## WRITTEN PROBLEM
Copy all the material below, exactly as it stands.

━━━━━━━━━━━━━━━━

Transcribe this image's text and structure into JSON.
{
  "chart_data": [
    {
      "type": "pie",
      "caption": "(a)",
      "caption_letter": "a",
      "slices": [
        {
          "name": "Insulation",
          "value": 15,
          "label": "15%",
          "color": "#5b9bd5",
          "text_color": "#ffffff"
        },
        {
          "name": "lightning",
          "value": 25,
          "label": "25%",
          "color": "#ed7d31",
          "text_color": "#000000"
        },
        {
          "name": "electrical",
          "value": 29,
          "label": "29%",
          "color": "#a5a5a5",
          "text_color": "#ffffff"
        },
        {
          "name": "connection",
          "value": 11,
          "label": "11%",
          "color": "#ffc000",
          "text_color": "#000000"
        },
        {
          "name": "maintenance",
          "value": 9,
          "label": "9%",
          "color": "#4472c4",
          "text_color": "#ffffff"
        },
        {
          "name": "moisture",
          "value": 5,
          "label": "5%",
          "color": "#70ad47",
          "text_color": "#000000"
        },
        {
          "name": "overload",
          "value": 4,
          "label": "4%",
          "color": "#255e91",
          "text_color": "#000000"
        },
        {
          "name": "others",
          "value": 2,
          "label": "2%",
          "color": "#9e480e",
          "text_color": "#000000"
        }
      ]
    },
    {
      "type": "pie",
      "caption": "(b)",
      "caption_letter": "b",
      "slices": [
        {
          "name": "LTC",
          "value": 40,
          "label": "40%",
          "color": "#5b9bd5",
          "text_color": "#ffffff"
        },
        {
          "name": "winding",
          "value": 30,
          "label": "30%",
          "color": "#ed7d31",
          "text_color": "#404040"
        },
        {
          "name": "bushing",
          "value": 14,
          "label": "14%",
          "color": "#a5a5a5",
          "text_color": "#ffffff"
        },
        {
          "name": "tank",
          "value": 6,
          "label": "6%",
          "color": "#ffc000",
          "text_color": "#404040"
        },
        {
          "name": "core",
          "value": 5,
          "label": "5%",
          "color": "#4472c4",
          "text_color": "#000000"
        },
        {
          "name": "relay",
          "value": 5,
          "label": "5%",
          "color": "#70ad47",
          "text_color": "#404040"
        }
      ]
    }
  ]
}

━━━━━━━━━━━━━━━━

## FINISHED EXERCISE
Transcribe this image's text and structure into JSON.
{
  "chart_data": [
    {
      "type": "pie",
      "caption": "(a)",
      "caption_letter": "a",
      "slices": [
        {
          "name": "Insulation",
          "value": 15,
          "label": "15%",
          "color": "#5b9bd5",
          "text_color": "#ffffff"
        },
        {
          "name": "lightning",
          "value": 25,
          "label": "25%",
          "color": "#ed7d31",
          "text_color": "#000000"
        },
        {
          "name": "electrical",
          "value": 29,
          "label": "29%",
          "color": "#a5a5a5",
          "text_color": "#ffffff"
        },
        {
          "name": "connection",
          "value": 11,
          "label": "11%",
          "color": "#ffc000",
          "text_color": "#000000"
        },
        {
          "name": "maintenance",
          "value": 9,
          "label": "9%",
          "color": "#4472c4",
          "text_color": "#ffffff"
        },
        {
          "name": "moisture",
          "value": 5,
          "label": "5%",
          "color": "#70ad47",
          "text_color": "#000000"
        },
        {
          "name": "overload",
          "value": 4,
          "label": "4%",
          "color": "#255e91",
          "text_color": "#000000"
        },
        {
          "name": "others",
          "value": 2,
          "label": "2%",
          "color": "#9e480e",
          "text_color": "#000000"
        }
      ]
    },
    {
      "type": "pie",
      "caption": "(b)",
      "caption_letter": "b",
      "slices": [
        {
          "name": "LTC",
          "value": 40,
          "label": "40%",
          "color": "#5b9bd5",
          "text_color": "#ffffff"
        },
        {
          "name": "winding",
          "value": 30,
          "label": "30%",
          "color": "#ed7d31",
          "text_color": "#404040"
        },
        {
          "name": "bushing",
          "value": 14,
          "label": "14%",
          "color": "#a5a5a5",
          "text_color": "#ffffff"
        },
        {
          "name": "tank",
          "value": 6,
          "label": "6%",
          "color": "#ffc000",
          "text_color": "#404040"
        },
        {
          "name": "core",
          "value": 5,
          "label": "5%",
          "color": "#4472c4",
          "text_color": "#000000"
        },
        {
          "name": "relay",
          "value": 5,
          "label": "5%",
          "color": "#70ad47",
          "text_color": "#404040"
        }
      ]
    }
  ]
}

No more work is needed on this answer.